• **Task material**
++++++
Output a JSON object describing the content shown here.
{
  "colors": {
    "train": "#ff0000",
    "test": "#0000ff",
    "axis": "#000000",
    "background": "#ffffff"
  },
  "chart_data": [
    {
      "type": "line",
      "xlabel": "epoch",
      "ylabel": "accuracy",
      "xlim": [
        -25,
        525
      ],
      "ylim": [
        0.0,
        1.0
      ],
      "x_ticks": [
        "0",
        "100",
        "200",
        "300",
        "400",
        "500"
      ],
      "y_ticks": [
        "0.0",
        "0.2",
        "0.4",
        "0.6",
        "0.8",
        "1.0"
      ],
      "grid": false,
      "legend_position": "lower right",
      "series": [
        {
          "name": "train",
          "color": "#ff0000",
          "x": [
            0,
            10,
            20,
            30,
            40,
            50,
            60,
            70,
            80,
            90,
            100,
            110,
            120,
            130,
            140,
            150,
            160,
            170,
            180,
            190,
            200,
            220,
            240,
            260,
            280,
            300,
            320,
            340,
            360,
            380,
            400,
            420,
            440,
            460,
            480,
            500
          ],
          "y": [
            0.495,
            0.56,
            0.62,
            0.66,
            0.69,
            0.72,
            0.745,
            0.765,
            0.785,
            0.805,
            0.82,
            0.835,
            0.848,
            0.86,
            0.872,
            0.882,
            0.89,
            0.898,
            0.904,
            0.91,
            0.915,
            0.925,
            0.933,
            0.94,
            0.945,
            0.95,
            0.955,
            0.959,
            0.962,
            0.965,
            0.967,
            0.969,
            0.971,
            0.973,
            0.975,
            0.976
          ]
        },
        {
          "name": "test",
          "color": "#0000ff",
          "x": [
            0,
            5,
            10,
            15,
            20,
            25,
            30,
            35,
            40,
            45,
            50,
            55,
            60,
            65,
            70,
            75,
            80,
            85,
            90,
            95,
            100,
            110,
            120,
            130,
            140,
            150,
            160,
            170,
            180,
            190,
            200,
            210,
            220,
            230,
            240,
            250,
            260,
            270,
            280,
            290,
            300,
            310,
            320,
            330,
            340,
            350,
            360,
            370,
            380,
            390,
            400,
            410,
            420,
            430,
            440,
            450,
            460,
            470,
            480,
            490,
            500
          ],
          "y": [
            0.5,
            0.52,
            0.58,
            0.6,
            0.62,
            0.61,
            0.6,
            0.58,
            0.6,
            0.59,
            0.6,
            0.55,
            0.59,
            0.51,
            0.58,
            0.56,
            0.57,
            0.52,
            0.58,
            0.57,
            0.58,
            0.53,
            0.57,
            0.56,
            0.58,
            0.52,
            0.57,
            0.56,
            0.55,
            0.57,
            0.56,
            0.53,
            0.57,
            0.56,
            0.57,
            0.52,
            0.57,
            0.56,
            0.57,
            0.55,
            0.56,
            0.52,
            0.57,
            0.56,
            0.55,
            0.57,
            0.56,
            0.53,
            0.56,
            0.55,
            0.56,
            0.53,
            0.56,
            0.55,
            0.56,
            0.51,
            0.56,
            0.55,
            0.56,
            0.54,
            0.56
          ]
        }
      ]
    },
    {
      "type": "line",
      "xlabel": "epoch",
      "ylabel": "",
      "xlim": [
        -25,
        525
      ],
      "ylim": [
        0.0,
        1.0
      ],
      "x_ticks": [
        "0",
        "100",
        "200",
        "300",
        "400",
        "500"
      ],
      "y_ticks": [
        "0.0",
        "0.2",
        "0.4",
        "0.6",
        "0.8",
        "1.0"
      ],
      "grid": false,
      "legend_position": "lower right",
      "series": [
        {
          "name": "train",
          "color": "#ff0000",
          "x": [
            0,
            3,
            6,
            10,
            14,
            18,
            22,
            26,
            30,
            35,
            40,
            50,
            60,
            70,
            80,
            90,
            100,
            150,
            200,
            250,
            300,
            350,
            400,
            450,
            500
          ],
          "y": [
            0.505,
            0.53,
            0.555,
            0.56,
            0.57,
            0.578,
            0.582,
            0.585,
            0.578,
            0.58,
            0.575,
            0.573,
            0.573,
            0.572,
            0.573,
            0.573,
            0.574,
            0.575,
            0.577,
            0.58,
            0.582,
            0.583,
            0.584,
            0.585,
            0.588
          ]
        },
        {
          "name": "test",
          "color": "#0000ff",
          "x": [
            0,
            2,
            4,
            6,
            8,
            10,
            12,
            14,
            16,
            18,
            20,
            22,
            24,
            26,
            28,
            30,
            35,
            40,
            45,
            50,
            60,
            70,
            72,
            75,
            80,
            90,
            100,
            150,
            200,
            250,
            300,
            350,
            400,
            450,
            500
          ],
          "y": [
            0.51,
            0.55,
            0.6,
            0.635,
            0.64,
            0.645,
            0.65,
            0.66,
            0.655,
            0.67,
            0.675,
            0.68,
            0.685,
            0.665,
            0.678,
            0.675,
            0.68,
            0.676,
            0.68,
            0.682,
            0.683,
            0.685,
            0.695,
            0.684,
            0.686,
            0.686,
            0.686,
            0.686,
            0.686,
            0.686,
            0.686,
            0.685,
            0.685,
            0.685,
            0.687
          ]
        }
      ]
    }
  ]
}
++++++
• **What is needed**
Copy out the whole listing exactly as written.

• **Task response**
Output a JSON object describing the content shown here.
{
  "colors": {
    "train": "#ff0000",
    "test": "#0000ff",
    "axis": "#000000",
    "background": "#ffffff"
  },
  "chart_data": [
    {
      "type": "line",
      "xlabel": "epoch",
      "ylabel": "accuracy",
      "xlim": [
        -25,
        525
      ],
      "ylim": [
        0.0,
        1.0
      ],
      "x_ticks": [
        "0",
        "100",
        "200",
        "300",
        "400",
        "500"
      ],
      "y_ticks": [
        "0.0",
        "0.2",
        "0.4",
        "0.6",
        "0.8",
        "1.0"
      ],
      "grid": false,
      "legend_position": "lower right",
      "series": [
        {
          "name": "train",
          "color": "#ff0000",
          "x": [
            0,
            10,
            20,
            30,
            40,
            50,
            60,
            70,
            80,
            90,
            100,
            110,
            120,
            130,
            140,
            150,
            160,
            170,
            180,
            190,
            200,
            220,
            240,
            260,
            280,
            300,
            320,
            340,
            360,
            380,
            400,
            420,
            440,
            460,
            480,
            500
          ],
          "y": [
            0.495,
            0.56,
            0.62,
            0.66,
            0.69,
            0.72,
            0.745,
            0.765,
            0.785,
            0.805,
            0.82,
            0.835,
            0.848,
            0.86,
            0.872,
            0.882,
            0.89,
            0.898,
            0.904,
            0.91,
            0.915,
            0.925,
            0.933,
            0.94,
            0.945,
            0.95,
            0.955,
            0.959,
            0.962,
            0.965,
            0.967,
            0.969,
            0.971,
            0.973,
            0.975,
            0.976
          ]
        },
        {
          "name": "test",
          "color": "#0000ff",
          "x": [
            0,
            5,
            10,
            15,
            20,
            25,
            30,
            35,
            40,
            45,
            50,
            55,
            60,
            65,
            70,
            75,
            80,
            85,
            90,
            95,
            100,
            110,
            120,
            130,
            140,
            150,
            160,
            170,
            180,
            190,
            200,
            210,
            220,
            230,
            240,
            250,
            260,
            270,
            280,
            290,
            300,
            310,
            320,
            330,
            340,
            350,
            360,
            370,
            380,
            390,
            400,
            410,
            420,
            430,
            440,
            450,
            460,
            470,
            480,
            490,
            500
          ],
          "y": [
            0.5,
            0.52,
            0.58,
            0.6,
            0.62,
            0.61,
            0.6,
            0.58,
            0.6,
            0.59,
            0.6,
            0.55,
            0.59,
            0.51,
            0.58,
            0.56,
            0.57,
            0.52,
            0.58,
            0.57,
            0.58,
            0.53,
            0.57,
            0.56,
            0.58,
            0.52,
            0.57,
            0.56,
            0.55,
            0.57,
            0.56,
            0.53,
            0.57,
            0.56,
            0.57,
            0.52,
            0.57,
            0.56,
            0.57,
            0.55,
            0.56,
            0.52,
            0.57,
            0.56,
            0.55,
            0.57,
            0.56,
            0.53,
            0.56,
            0.55,
            0.56,
            0.53,
            0.56,
            0.55,
            0.56,
            0.51,
            0.56,
            0.55,
            0.56,
            0.54,
            0.56
          ]
        }
      ]
    },
    {
      "type": "line",
      "xlabel": "epoch",
      "ylabel": "",
      "xlim": [
        -25,
        525
      ],
      "ylim": [
        0.0,
        1.0
      ],
      "x_ticks": [
        "0",
        "100",
        "200",
        "300",
        "400",
        "500"
      ],
      "y_ticks": [
        "0.0",
        "0.2",
        "0.4",
        "0.6",
        "0.8",
        "1.0"
      ],
      "grid": false,
      "legend_position": "lower right",
      "series": [
        {
          "name": "train",
          "color": "#ff0000",
          "x": [
            0,
            3,
            6,
            10,
            14,
            18,
            22,
            26,
            30,
            35,
            40,
            50,
            60,
            70,
            80,
            90,
            100,
            150,
            200,
            250,
            300,
            350,
            400,
            450,
            500
          ],
          "y": [
            0.505,
            0.53,
            0.555,
            0.56,
            0.57,
            0.578,
            0.582,
            0.585,
            0.578,
            0.58,
            0.575,
            0.573,
            0.573,
            0.572,
            0.573,
            0.573,
            0.574,
            0.575,
            0.577,
            0.58,
            0.582,
            0.583,
            0.584,
            0.585,
            0.588
          ]
        },
        {
          "name": "test",
          "color": "#0000ff",
          "x": [
            0,
            2,
            4,
            6,
            8,
            10,
            12,
            14,
            16,
            18,
            20,
            22,
            24,
            26,
            28,
            30,
            35,
            40,
            45,
            50,
            60,
            70,
            72,
            75,
            80,
            90,
            100,
            150,
            200,
            250,
            300,
            350,
            400,
            450,
            500
          ],
          "y": [
            0.51,
            0.55,
            0.6,
            0.635,
            0.64,
            0.645,
            0.65,
            0.66,
            0.655,
            0.67,
            0.675,
            0.68,
            0.685,
            0.665,
            0.678,
            0.675,
            0.68,
            0.676,
            0.68,
            0.682,
            0.683,
            0.685,
            0.695,
            0.684,
            0.686,
            0.686,
            0.686,
            0.686,
            0.686,
            0.686,
            0.686,
            0.685,
            0.685,
            0.685,
            0.687
          ]
        }
      ]
    }
  ]
}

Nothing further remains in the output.